Collected data
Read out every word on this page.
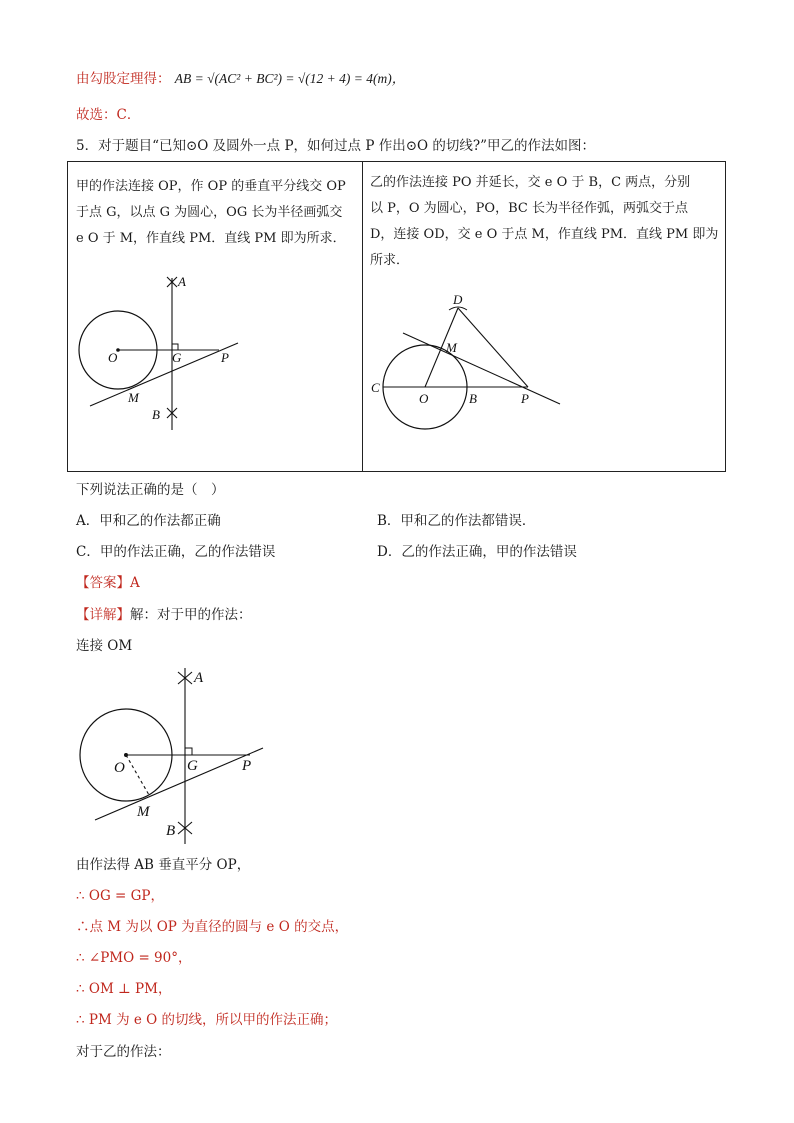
由勾股定理得： AB = √(AC² + BC²) = √(12 + 4) = 4(m)，
故选：C．
5．对于题目“已知⊙O 及圆外一点 P，如何过点 P 作出⊙O 的切线?”甲乙的作法如图：

甲的作法连接 OP，作 OP 的垂直平分线交 OP

于点 G，以点 G 为圆心，OG 长为半径画弧交

e O 于 M，作直线 PM．直线 PM 即为所求．

乙的作法连接 PO 并延长，交 e O 于 B，C 两点，分别

以 P，O 为圆心，PO，BC 长为半径作弧，两弧交于点

D，连接 OD，交 e O 于点 M，作直线 PM．直线 PM 即为

所求．

A
O	G	P
M
B
D
M
C
O	B	P
下列说法正确的是（　）
A．甲和乙的作法都正确	B．甲和乙的作法都错误．
C．甲的作法正确，乙的作法错误	D．乙的作法正确，甲的作法错误
【答案】A
【详解】解：对于甲的作法：
连接 OM
A
O	G	P
M
B
由作法得 AB 垂直平分 OP，
∴ OG = GP，
∴点 M 为以 OP 为直径的圆与 e O 的交点，
∴ ∠PMO = 90°，
∴ OM ⊥ PM，
∴ PM 为 e O 的切线，所以甲的作法正确；
对于乙的作法：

### Task prompt
Reproduce the entries above without change, omitting all pictures.

### Response to this exercise
Read out every word on this page.
由勾股定理得： AB = √(AC² + BC²) = √(12 + 4) = 4(m)，
故选：C．
5．对于题目“已知⊙O 及圆外一点 P，如何过点 P 作出⊙O 的切线?”甲乙的作法如图：

甲的作法连接 OP，作 OP 的垂直平分线交 OP

于点 G，以点 G 为圆心，OG 长为半径画弧交

e O 于 M，作直线 PM．直线 PM 即为所求．

乙的作法连接 PO 并延长，交 e O 于 B，C 两点，分别

以 P，O 为圆心，PO，BC 长为半径作弧，两弧交于点

D，连接 OD，交 e O 于点 M，作直线 PM．直线 PM 即为

所求．

A
O	G	P
M
B
D
M
C
O	B	P
下列说法正确的是（　）
A．甲和乙的作法都正确	B．甲和乙的作法都错误．
C．甲的作法正确，乙的作法错误	D．乙的作法正确，甲的作法错误
【答案】A
【详解】解：对于甲的作法：
连接 OM
A
O	G	P
M
B
由作法得 AB 垂直平分 OP，
∴ OG = GP，
∴点 M 为以 OP 为直径的圆与 e O 的交点，
∴ ∠PMO = 90°，
∴ OM ⊥ PM，
∴ PM 为 e O 的切线，所以甲的作法正确；
对于乙的作法：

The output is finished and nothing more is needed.